Would you quote every entry exactly, dropping only the pictures?

** start of Exercise material **

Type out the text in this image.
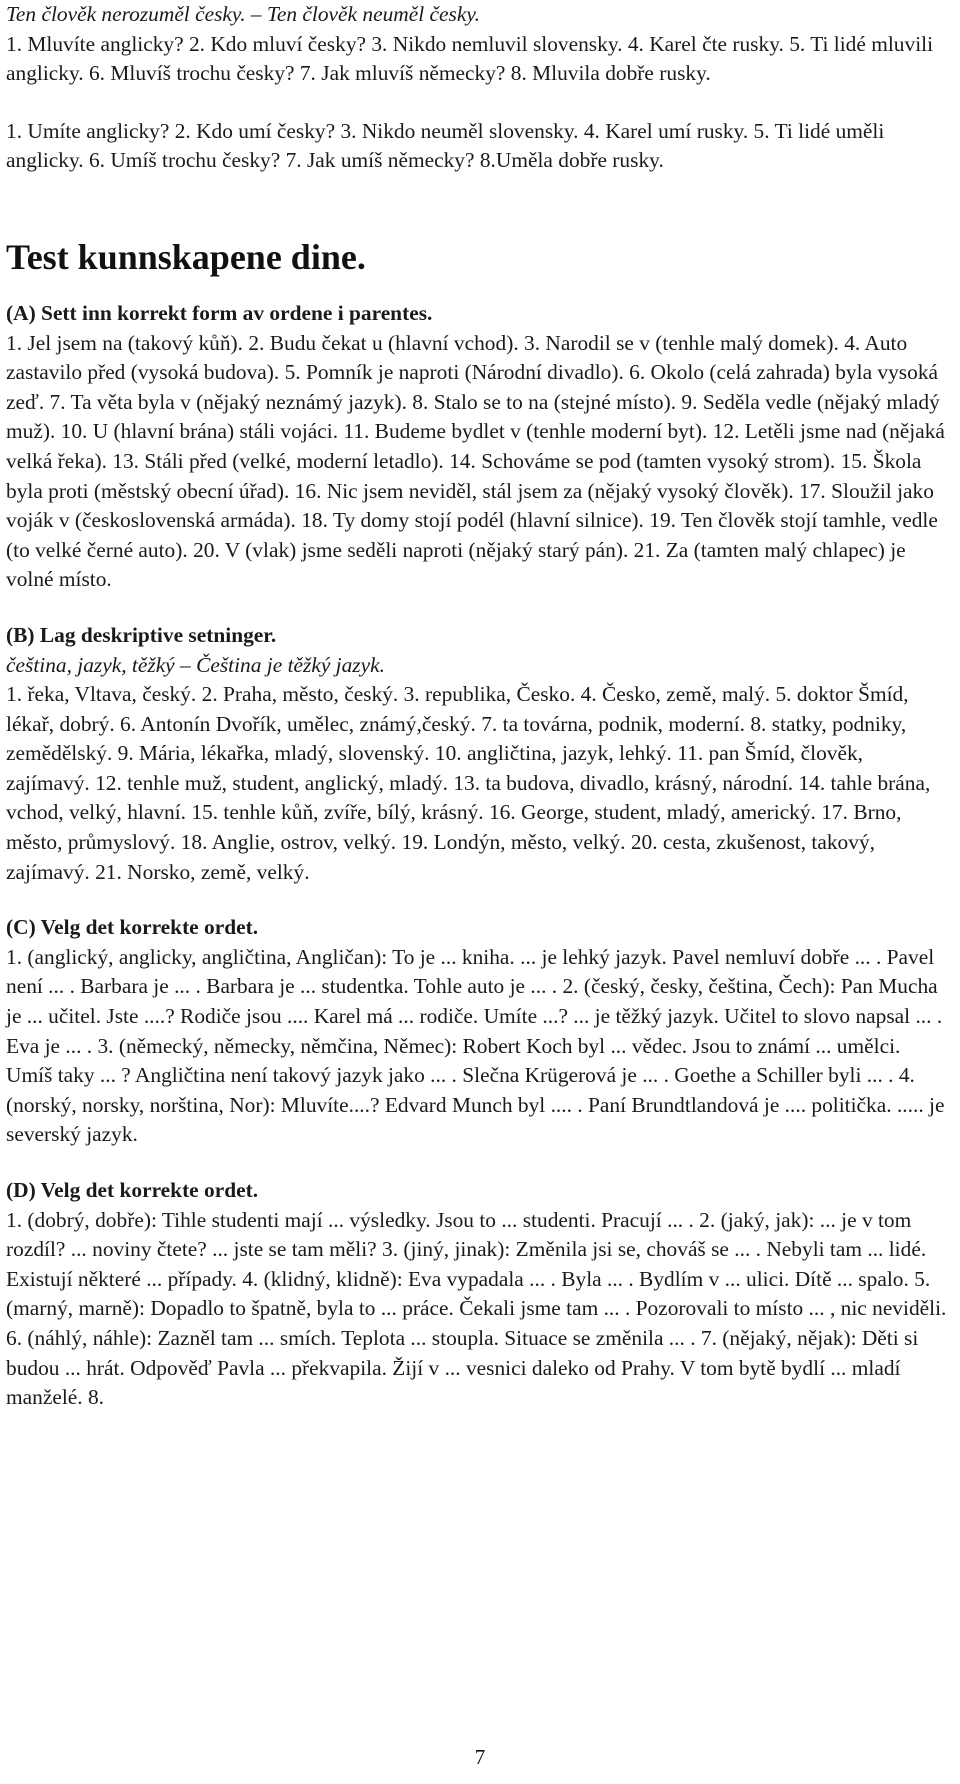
Ten člověk nerozuměl česky. – Ten člověk neuměl česky.

1. Mluvíte anglicky? 2. Kdo mluví česky? 3. Nikdo nemluvil slovensky. 4. Karel čte rusky. 5. Ti lidé mluvili anglicky. 6. Mluvíš trochu česky? 7. Jak mluvíš německy? 8. Mluvila dobře rusky.

1. Umíte anglicky? 2. Kdo umí česky? 3. Nikdo neuměl slovensky. 4. Karel umí rusky. 5. Ti lidé uměli anglicky. 6. Umíš trochu česky? 7. Jak umíš německy? 8.Uměla dobře rusky.

Test kunnskapene dine.

(A) Sett inn korrekt form av ordene i parentes.

1. Jel jsem na (takový kůň). 2. Budu čekat u (hlavní vchod). 3. Narodil se v (tenhle malý domek). 4. Auto zastavilo před (vysoká budova). 5. Pomník je naproti (Národní divadlo). 6. Okolo (celá zahrada) byla vysoká zeď. 7. Ta věta byla v (nějaký neznámý jazyk). 8. Stalo se to na (stejné místo). 9. Seděla vedle (nějaký mladý muž). 10. U (hlavní brána) stáli vojáci. 11. Budeme bydlet v (tenhle moderní byt). 12. Letěli jsme nad (nějaká velká řeka). 13. Stáli před (velké, moderní letadlo). 14. Schováme se pod (tamten vysoký strom). 15. Škola byla proti (městský obecní úřad). 16. Nic jsem neviděl, stál jsem za (nějaký vysoký člověk). 17. Sloužil jako voják v (československá armáda). 18. Ty domy stojí podél (hlavní silnice). 19. Ten člověk stojí tamhle, vedle (to velké černé auto). 20. V (vlak) jsme seděli naproti (nějaký starý pán). 21. Za (tamten malý chlapec) je volné místo.

(B) Lag deskriptive setninger.

čeština, jazyk, těžký – Čeština je těžký jazyk.

1. řeka, Vltava, český. 2. Praha, město, český. 3. republika, Česko. 4. Česko, země, malý. 5. doktor Šmíd, lékař, dobrý. 6. Antonín Dvořík, umělec, známý,český. 7. ta továrna, podnik, moderní. 8. statky, podniky, zemědělský. 9. Mária, lékařka, mladý, slovenský. 10. angličtina, jazyk, lehký. 11. pan Šmíd, člověk, zajímavý. 12. tenhle muž, student, anglický, mladý. 13. ta budova, divadlo, krásný, národní. 14. tahle brána, vchod, velký, hlavní. 15. tenhle kůň, zvíře, bílý, krásný. 16. George, student, mladý, americký. 17. Brno, město, průmyslový. 18. Anglie, ostrov, velký. 19. Londýn, město, velký. 20. cesta, zkušenost, takový, zajímavý. 21. Norsko, země, velký.

(C) Velg det korrekte ordet.

1. (anglický, anglicky, angličtina, Angličan): To je ... kniha. ... je lehký jazyk. Pavel nemluví dobře ... . Pavel není ... . Barbara je ... . Barbara je ... studentka. Tohle auto je ... . 2. (český, česky, čeština, Čech): Pan Mucha je ... učitel. Jste ....? Rodiče jsou .... Karel má ... rodiče. Umíte ...? ... je těžký jazyk. Učitel to slovo napsal ... . Eva je ... . 3. (německý, německy, němčina, Němec): Robert Koch byl ... vědec. Jsou to známí ... umělci. Umíš taky ... ? Angličtina není takový jazyk jako ... . Slečna Krügerová je ... . Goethe a Schiller byli ... . 4. (norský, norsky, norština, Nor): Mluvíte....? Edvard Munch byl .... . Paní Brundtlandová je .... politička. ..... je severský jazyk.

(D) Velg det korrekte ordet.

1. (dobrý, dobře): Tihle studenti mají ... výsledky. Jsou to ... studenti. Pracují ... . 2. (jaký, jak): ... je v tom rozdíl? ... noviny čtete? ... jste se tam měli? 3. (jiný, jinak): Změnila jsi se, chováš se ... . Nebyli tam ... lidé. Existují některé ... případy. 4. (klidný, klidně): Eva vypadala ... . Byla ... . Bydlím v ... ulici. Dítě ... spalo. 5. (marný, marně): Dopadlo to špatně, byla to ... práce. Čekali jsme tam ... . Pozorovali to místo ... , nic neviděli. 6. (náhlý, náhle): Zazněl tam ... smích. Teplota ... stoupla. Situace se změnila ... . 7. (nějaký, nějak): Děti si budou ... hrát. Odpověď Pavla ... překvapila. Žijí v ... vesnici daleko od Prahy. V tom bytě bydlí ... mladí manželé. 8.

7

** end of Exercise material **

= Answer to the task =
Type out the text in this image.
Ten člověk nerozuměl česky. – Ten člověk neuměl česky.

1. Mluvíte anglicky? 2. Kdo mluví česky? 3. Nikdo nemluvil slovensky. 4. Karel čte rusky. 5. Ti lidé mluvili anglicky. 6. Mluvíš trochu česky? 7. Jak mluvíš německy? 8. Mluvila dobře rusky.

1. Umíte anglicky? 2. Kdo umí česky? 3. Nikdo neuměl slovensky. 4. Karel umí rusky. 5. Ti lidé uměli anglicky. 6. Umíš trochu česky? 7. Jak umíš německy? 8.Uměla dobře rusky.

Test kunnskapene dine.

(A) Sett inn korrekt form av ordene i parentes.

1. Jel jsem na (takový kůň). 2. Budu čekat u (hlavní vchod). 3. Narodil se v (tenhle malý domek). 4. Auto zastavilo před (vysoká budova). 5. Pomník je naproti (Národní divadlo). 6. Okolo (celá zahrada) byla vysoká zeď. 7. Ta věta byla v (nějaký neznámý jazyk). 8. Stalo se to na (stejné místo). 9. Seděla vedle (nějaký mladý muž). 10. U (hlavní brána) stáli vojáci. 11. Budeme bydlet v (tenhle moderní byt). 12. Letěli jsme nad (nějaká velká řeka). 13. Stáli před (velké, moderní letadlo). 14. Schováme se pod (tamten vysoký strom). 15. Škola byla proti (městský obecní úřad). 16. Nic jsem neviděl, stál jsem za (nějaký vysoký člověk). 17. Sloužil jako voják v (československá armáda). 18. Ty domy stojí podél (hlavní silnice). 19. Ten člověk stojí tamhle, vedle (to velké černé auto). 20. V (vlak) jsme seděli naproti (nějaký starý pán). 21. Za (tamten malý chlapec) je volné místo.

(B) Lag deskriptive setninger.

čeština, jazyk, těžký – Čeština je těžký jazyk.

1. řeka, Vltava, český. 2. Praha, město, český. 3. republika, Česko. 4. Česko, země, malý. 5. doktor Šmíd, lékař, dobrý. 6. Antonín Dvořík, umělec, známý,český. 7. ta továrna, podnik, moderní. 8. statky, podniky, zemědělský. 9. Mária, lékařka, mladý, slovenský. 10. angličtina, jazyk, lehký. 11. pan Šmíd, člověk, zajímavý. 12. tenhle muž, student, anglický, mladý. 13. ta budova, divadlo, krásný, národní. 14. tahle brána, vchod, velký, hlavní. 15. tenhle kůň, zvíře, bílý, krásný. 16. George, student, mladý, americký. 17. Brno, město, průmyslový. 18. Anglie, ostrov, velký. 19. Londýn, město, velký. 20. cesta, zkušenost, takový, zajímavý. 21. Norsko, země, velký.

(C) Velg det korrekte ordet.

1. (anglický, anglicky, angličtina, Angličan): To je ... kniha. ... je lehký jazyk. Pavel nemluví dobře ... . Pavel není ... . Barbara je ... . Barbara je ... studentka. Tohle auto je ... . 2. (český, česky, čeština, Čech): Pan Mucha je ... učitel. Jste ....? Rodiče jsou .... Karel má ... rodiče. Umíte ...? ... je těžký jazyk. Učitel to slovo napsal ... . Eva je ... . 3. (německý, německy, němčina, Němec): Robert Koch byl ... vědec. Jsou to známí ... umělci. Umíš taky ... ? Angličtina není takový jazyk jako ... . Slečna Krügerová je ... . Goethe a Schiller byli ... . 4. (norský, norsky, norština, Nor): Mluvíte....? Edvard Munch byl .... . Paní Brundtlandová je .... politička. ..... je severský jazyk.

(D) Velg det korrekte ordet.

1. (dobrý, dobře): Tihle studenti mají ... výsledky. Jsou to ... studenti. Pracují ... . 2. (jaký, jak): ... je v tom rozdíl? ... noviny čtete? ... jste se tam měli? 3. (jiný, jinak): Změnila jsi se, chováš se ... . Nebyli tam ... lidé. Existují některé ... případy. 4. (klidný, klidně): Eva vypadala ... . Byla ... . Bydlím v ... ulici. Dítě ... spalo. 5. (marný, marně): Dopadlo to špatně, byla to ... práce. Čekali jsme tam ... . Pozorovali to místo ... , nic neviděli. 6. (náhlý, náhle): Zazněl tam ... smích. Teplota ... stoupla. Situace se změnila ... . 7. (nějaký, nějak): Děti si budou ... hrát. Odpověď Pavla ... překvapila. Žijí v ... vesnici daleko od Prahy. V tom bytě bydlí ... mladí manželé. 8.

7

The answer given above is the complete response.